• SUPPLIED ENTRIES

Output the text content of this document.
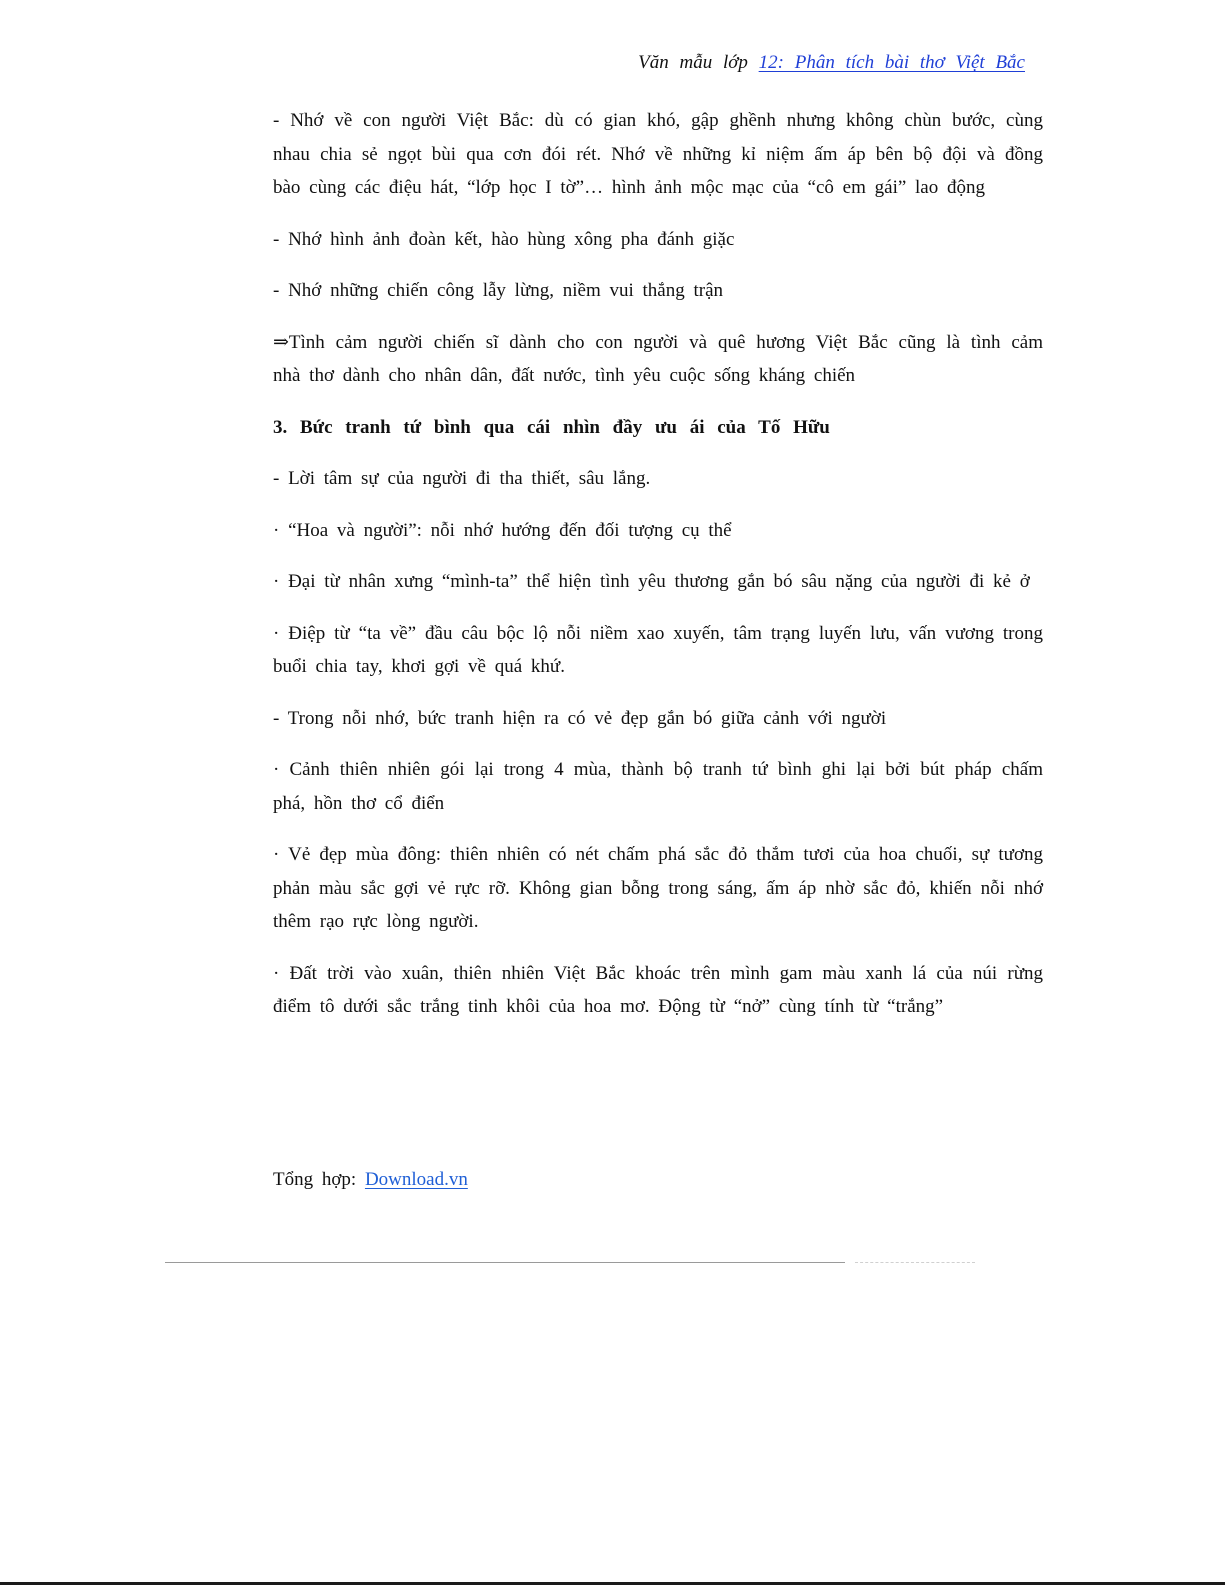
Văn mẫu lớp 12: Phân tích bài thơ Việt Bắc

- Nhớ về con người Việt Bắc: dù có gian khó, gập ghềnh nhưng không chùn bước, cùng nhau chia sẻ ngọt bùi qua cơn đói rét. Nhớ về những kỉ niệm ấm áp bên bộ đội và đồng bào cùng các điệu hát, “lớp học I tờ”… hình ảnh mộc mạc của “cô em gái” lao động

- Nhớ hình ảnh đoàn kết, hào hùng xông pha đánh giặc

- Nhớ những chiến công lẫy lừng, niềm vui thắng trận

⇒Tình cảm người chiến sĩ dành cho con người và quê hương Việt Bắc cũng là tình cảm nhà thơ dành cho nhân dân, đất nước, tình yêu cuộc sống kháng chiến

3. Bức tranh tứ bình qua cái nhìn đầy ưu ái của Tố Hữu

- Lời tâm sự của người đi tha thiết, sâu lắng.

· “Hoa và người”: nỗi nhớ hướng đến đối tượng cụ thể

· Đại từ nhân xưng “mình-ta” thể hiện tình yêu thương gắn bó sâu nặng của người đi kẻ ở

· Điệp từ “ta về” đầu câu bộc lộ nỗi niềm xao xuyến, tâm trạng luyến lưu, vấn vương trong buổi chia tay, khơi gợi về quá khứ.

- Trong nỗi nhớ, bức tranh hiện ra có vẻ đẹp gắn bó giữa cảnh với người

· Cảnh thiên nhiên gói lại trong 4 mùa, thành bộ tranh tứ bình ghi lại bởi bút pháp chấm phá, hồn thơ cổ điển

· Vẻ đẹp mùa đông: thiên nhiên có nét chấm phá sắc đỏ thắm tươi của hoa chuối, sự tương phản màu sắc gợi vẻ rực rỡ. Không gian bỗng trong sáng, ấm áp nhờ sắc đỏ, khiến nỗi nhớ thêm rạo rực lòng người.

· Đất trời vào xuân, thiên nhiên Việt Bắc khoác trên mình gam màu xanh lá của núi rừng điểm tô dưới sắc trắng tinh khôi của hoa mơ. Động từ “nở” cùng tính từ “trắng”

Tổng hợp: Download.vn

• PROBLEM
Exactly reproduce each record, leaving out any pictures.

• WRITTEN SOLUTION
Output the text content of this document.
Văn mẫu lớp 12: Phân tích bài thơ Việt Bắc

- Nhớ về con người Việt Bắc: dù có gian khó, gập ghềnh nhưng không chùn bước, cùng nhau chia sẻ ngọt bùi qua cơn đói rét. Nhớ về những kỉ niệm ấm áp bên bộ đội và đồng bào cùng các điệu hát, “lớp học I tờ”… hình ảnh mộc mạc của “cô em gái” lao động

- Nhớ hình ảnh đoàn kết, hào hùng xông pha đánh giặc

- Nhớ những chiến công lẫy lừng, niềm vui thắng trận

⇒Tình cảm người chiến sĩ dành cho con người và quê hương Việt Bắc cũng là tình cảm nhà thơ dành cho nhân dân, đất nước, tình yêu cuộc sống kháng chiến

3. Bức tranh tứ bình qua cái nhìn đầy ưu ái của Tố Hữu

- Lời tâm sự của người đi tha thiết, sâu lắng.

· “Hoa và người”: nỗi nhớ hướng đến đối tượng cụ thể

· Đại từ nhân xưng “mình-ta” thể hiện tình yêu thương gắn bó sâu nặng của người đi kẻ ở

· Điệp từ “ta về” đầu câu bộc lộ nỗi niềm xao xuyến, tâm trạng luyến lưu, vấn vương trong buổi chia tay, khơi gợi về quá khứ.

- Trong nỗi nhớ, bức tranh hiện ra có vẻ đẹp gắn bó giữa cảnh với người

· Cảnh thiên nhiên gói lại trong 4 mùa, thành bộ tranh tứ bình ghi lại bởi bút pháp chấm phá, hồn thơ cổ điển

· Vẻ đẹp mùa đông: thiên nhiên có nét chấm phá sắc đỏ thắm tươi của hoa chuối, sự tương phản màu sắc gợi vẻ rực rỡ. Không gian bỗng trong sáng, ấm áp nhờ sắc đỏ, khiến nỗi nhớ thêm rạo rực lòng người.

· Đất trời vào xuân, thiên nhiên Việt Bắc khoác trên mình gam màu xanh lá của núi rừng điểm tô dưới sắc trắng tinh khôi của hoa mơ. Động từ “nở” cùng tính từ “trắng”

Tổng hợp: Download.vn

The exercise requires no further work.